### Required task
What is the number of lines holding the word "Parmesan"? Write that number and nothing else.
● ● ● ● ●
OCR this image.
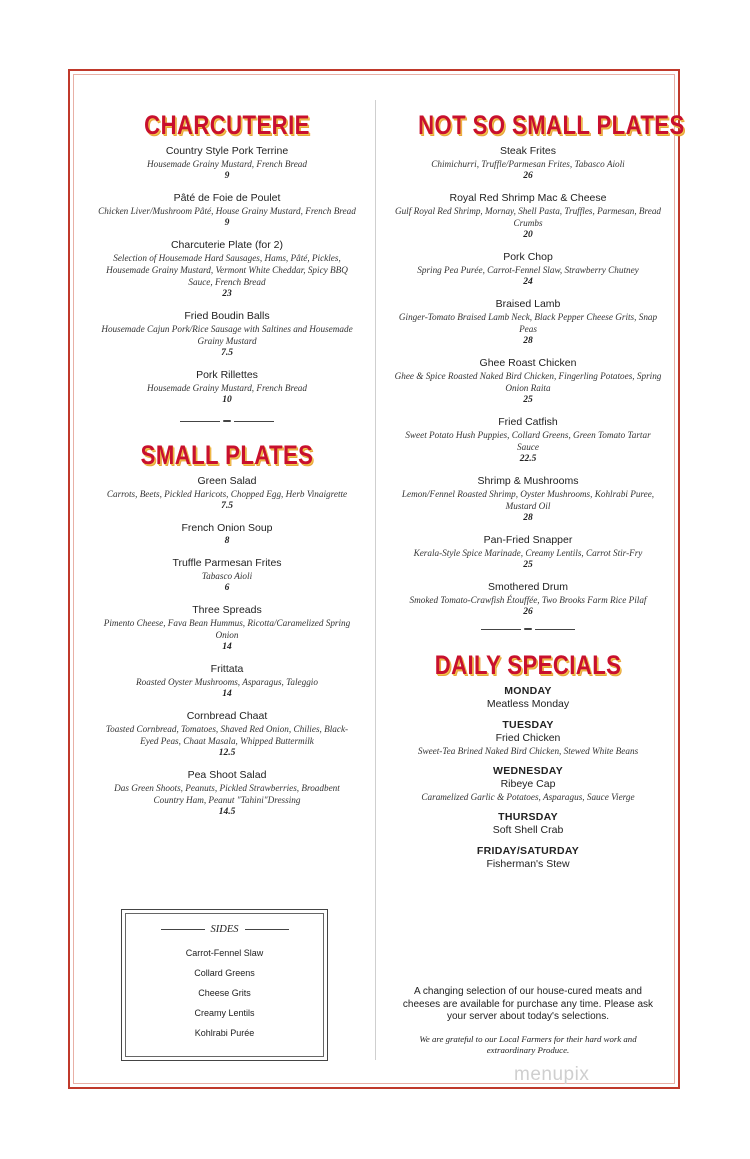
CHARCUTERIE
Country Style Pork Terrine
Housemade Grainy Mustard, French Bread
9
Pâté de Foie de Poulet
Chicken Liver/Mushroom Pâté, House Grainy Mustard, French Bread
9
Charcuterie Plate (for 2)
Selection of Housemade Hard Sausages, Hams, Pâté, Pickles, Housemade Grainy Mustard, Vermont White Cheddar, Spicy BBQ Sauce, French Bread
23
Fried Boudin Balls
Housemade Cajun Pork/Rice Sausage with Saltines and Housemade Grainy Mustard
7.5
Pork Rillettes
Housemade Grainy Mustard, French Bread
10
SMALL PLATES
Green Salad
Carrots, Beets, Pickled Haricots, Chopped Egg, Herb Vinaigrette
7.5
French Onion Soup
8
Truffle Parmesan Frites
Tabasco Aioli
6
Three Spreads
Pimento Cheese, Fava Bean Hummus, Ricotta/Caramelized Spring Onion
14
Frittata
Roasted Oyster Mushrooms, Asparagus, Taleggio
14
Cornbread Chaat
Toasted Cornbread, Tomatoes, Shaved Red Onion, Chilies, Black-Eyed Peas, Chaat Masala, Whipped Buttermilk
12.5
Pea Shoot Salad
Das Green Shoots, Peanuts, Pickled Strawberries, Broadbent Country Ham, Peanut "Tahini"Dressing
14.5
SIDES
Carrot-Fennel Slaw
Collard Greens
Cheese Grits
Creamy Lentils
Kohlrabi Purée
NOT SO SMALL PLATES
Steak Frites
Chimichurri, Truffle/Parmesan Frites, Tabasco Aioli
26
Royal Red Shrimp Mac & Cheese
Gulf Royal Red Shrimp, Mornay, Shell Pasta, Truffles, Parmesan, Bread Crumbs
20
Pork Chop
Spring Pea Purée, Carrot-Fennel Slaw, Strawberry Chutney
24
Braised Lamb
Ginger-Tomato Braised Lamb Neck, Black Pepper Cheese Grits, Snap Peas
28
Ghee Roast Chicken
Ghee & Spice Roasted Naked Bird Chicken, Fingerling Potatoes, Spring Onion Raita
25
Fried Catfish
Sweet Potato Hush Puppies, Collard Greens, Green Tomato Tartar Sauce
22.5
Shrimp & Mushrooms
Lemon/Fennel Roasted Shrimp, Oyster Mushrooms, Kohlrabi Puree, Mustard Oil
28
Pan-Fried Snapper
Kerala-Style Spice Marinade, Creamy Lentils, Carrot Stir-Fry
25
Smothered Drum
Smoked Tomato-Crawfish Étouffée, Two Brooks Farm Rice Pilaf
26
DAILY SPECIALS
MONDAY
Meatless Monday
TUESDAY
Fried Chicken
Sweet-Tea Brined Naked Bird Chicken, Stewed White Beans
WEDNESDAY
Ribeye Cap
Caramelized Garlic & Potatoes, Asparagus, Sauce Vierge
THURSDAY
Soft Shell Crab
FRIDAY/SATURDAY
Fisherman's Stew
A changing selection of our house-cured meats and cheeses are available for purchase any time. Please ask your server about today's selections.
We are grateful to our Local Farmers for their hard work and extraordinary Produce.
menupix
● ● ● ● ●
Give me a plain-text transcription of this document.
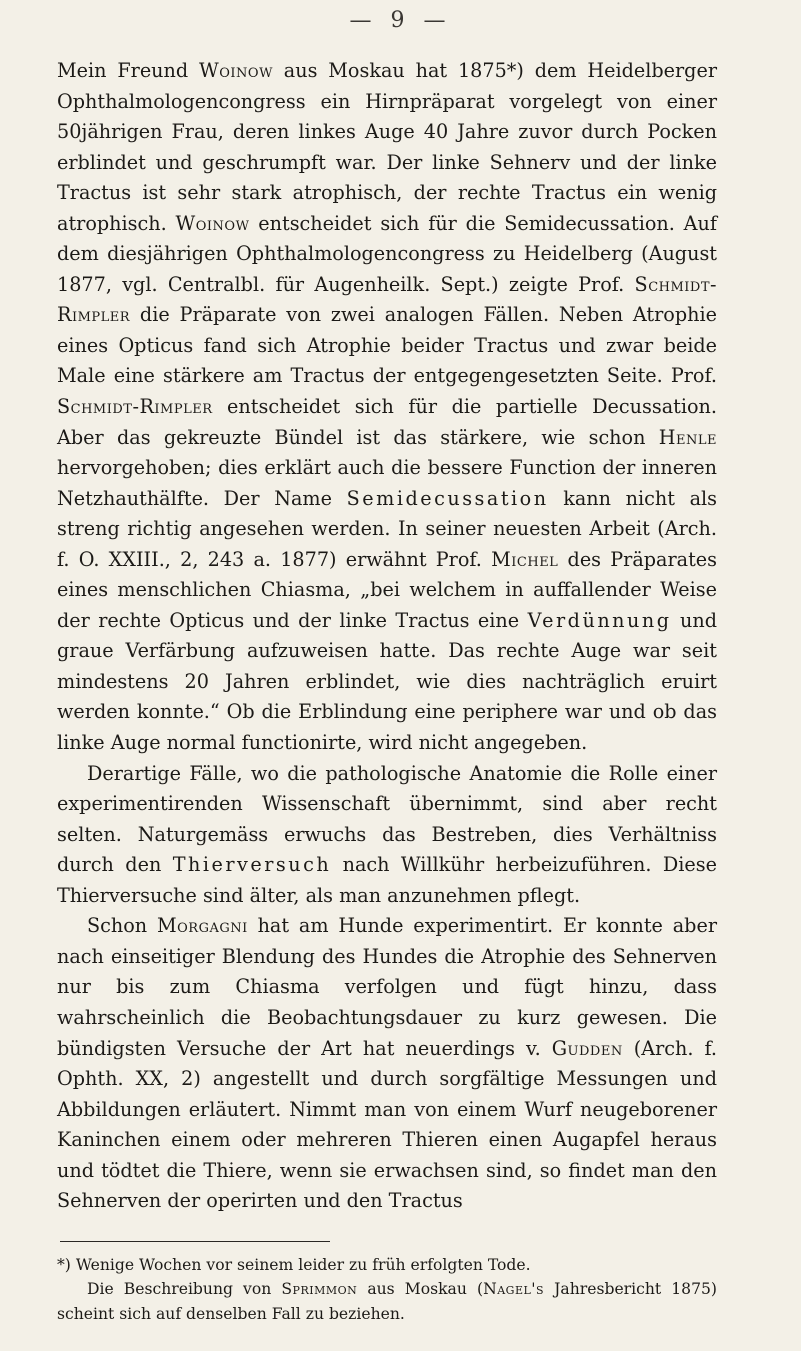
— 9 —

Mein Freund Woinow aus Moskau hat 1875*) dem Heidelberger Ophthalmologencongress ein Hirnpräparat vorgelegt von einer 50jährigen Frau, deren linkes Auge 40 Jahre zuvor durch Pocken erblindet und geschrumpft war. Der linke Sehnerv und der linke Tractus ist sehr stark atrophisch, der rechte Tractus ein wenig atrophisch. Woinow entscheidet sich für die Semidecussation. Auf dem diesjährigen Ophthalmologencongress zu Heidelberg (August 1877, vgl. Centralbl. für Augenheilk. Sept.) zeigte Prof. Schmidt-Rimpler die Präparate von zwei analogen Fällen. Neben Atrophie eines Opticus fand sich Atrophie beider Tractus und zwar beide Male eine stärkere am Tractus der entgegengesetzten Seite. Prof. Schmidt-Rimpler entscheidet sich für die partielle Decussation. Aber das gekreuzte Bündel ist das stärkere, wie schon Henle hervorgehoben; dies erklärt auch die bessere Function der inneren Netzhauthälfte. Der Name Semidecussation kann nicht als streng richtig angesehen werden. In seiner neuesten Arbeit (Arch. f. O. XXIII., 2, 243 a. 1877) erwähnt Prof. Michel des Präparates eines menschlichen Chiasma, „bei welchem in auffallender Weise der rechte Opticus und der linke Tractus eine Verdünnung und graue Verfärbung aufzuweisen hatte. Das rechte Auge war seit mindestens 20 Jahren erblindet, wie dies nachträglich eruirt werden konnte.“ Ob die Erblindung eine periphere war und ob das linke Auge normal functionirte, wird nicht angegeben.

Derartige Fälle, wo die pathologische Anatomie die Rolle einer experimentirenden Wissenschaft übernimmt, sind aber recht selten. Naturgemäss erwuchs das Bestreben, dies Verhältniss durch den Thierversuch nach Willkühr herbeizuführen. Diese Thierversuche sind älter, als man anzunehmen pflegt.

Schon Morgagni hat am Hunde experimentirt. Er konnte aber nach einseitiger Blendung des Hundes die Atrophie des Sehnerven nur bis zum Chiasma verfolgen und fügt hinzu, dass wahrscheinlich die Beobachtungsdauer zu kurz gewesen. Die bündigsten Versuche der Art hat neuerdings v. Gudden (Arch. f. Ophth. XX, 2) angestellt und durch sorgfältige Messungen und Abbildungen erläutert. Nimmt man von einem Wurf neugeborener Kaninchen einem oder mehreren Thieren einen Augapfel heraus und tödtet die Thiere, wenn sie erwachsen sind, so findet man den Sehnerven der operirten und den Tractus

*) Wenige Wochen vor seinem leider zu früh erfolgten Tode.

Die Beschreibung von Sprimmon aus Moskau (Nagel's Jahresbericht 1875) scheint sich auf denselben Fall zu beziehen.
● ● ● ● ●
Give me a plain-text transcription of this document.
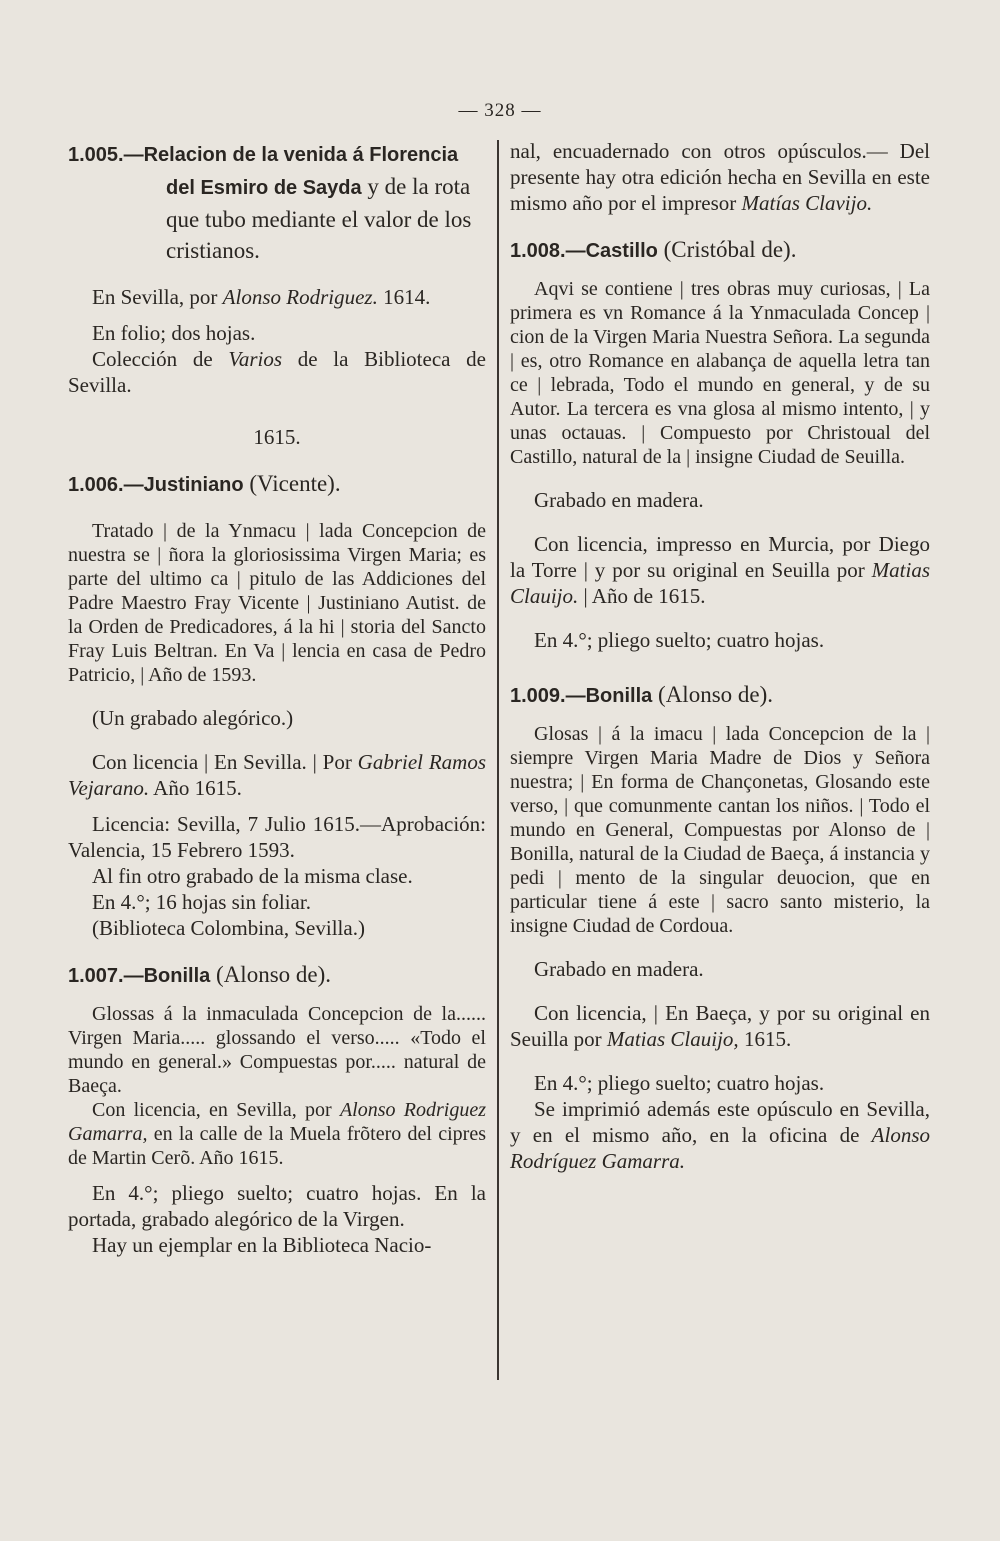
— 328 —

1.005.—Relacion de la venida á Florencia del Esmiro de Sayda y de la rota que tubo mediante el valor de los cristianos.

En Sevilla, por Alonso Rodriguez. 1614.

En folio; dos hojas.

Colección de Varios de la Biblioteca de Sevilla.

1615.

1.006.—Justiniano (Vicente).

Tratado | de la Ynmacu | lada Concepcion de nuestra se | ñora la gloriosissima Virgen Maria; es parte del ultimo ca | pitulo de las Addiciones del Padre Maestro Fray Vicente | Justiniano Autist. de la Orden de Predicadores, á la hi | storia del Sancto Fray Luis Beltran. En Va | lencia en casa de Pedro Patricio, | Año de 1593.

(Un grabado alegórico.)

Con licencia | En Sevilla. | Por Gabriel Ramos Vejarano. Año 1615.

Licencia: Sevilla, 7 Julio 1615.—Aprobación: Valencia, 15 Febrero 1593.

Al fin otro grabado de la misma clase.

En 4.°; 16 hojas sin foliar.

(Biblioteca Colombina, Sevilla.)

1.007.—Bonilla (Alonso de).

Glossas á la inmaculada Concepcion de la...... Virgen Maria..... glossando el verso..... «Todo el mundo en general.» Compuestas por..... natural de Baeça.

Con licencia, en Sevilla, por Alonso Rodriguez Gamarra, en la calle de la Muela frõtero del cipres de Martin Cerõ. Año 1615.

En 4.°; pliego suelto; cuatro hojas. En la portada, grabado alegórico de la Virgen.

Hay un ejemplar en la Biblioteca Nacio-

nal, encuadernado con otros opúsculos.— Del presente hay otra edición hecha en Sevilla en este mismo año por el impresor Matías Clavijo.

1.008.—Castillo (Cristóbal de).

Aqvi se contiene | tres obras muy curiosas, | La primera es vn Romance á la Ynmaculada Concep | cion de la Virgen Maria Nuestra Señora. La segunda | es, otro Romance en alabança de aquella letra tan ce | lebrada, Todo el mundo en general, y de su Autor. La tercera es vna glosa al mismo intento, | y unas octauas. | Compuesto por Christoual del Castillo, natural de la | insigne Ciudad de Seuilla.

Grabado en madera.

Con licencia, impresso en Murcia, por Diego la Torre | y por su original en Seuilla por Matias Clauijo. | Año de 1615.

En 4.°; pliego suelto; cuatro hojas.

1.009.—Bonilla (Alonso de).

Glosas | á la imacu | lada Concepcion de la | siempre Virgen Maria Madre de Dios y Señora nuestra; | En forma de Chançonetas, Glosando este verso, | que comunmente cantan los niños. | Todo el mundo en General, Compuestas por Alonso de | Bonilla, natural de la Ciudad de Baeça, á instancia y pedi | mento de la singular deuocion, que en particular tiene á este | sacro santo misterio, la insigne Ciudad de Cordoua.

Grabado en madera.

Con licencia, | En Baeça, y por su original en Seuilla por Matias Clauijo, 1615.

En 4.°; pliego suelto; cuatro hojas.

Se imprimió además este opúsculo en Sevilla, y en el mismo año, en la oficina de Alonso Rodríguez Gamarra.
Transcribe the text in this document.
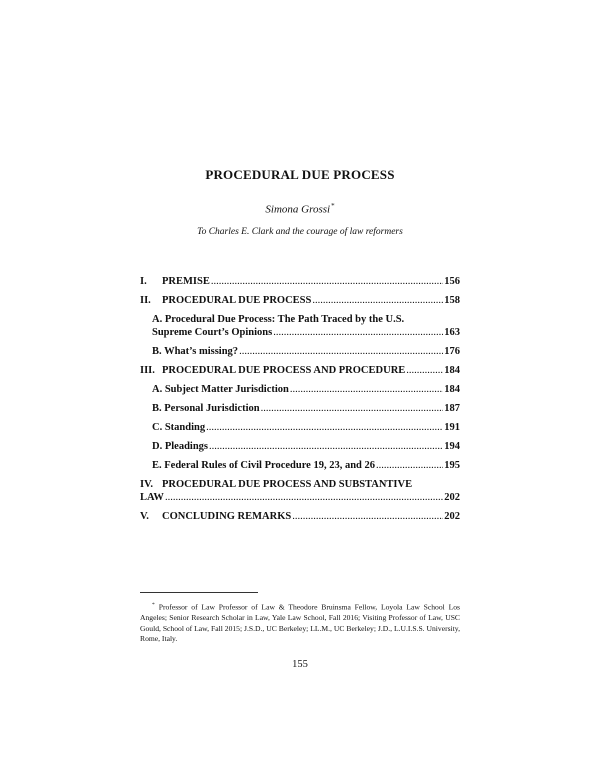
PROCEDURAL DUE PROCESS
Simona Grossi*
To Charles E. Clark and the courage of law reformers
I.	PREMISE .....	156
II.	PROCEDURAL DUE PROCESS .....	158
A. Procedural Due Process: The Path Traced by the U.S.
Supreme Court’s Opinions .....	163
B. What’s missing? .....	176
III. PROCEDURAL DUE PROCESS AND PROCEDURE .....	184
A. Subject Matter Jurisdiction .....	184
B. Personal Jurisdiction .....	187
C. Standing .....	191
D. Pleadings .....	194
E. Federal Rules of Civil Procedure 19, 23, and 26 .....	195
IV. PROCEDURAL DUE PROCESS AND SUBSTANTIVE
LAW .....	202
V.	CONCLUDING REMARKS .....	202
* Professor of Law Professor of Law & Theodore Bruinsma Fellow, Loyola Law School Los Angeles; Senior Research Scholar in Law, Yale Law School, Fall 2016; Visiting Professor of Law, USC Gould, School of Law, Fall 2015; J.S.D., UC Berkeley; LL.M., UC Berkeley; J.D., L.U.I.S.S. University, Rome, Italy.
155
● ● ● ● ●
### Answer
3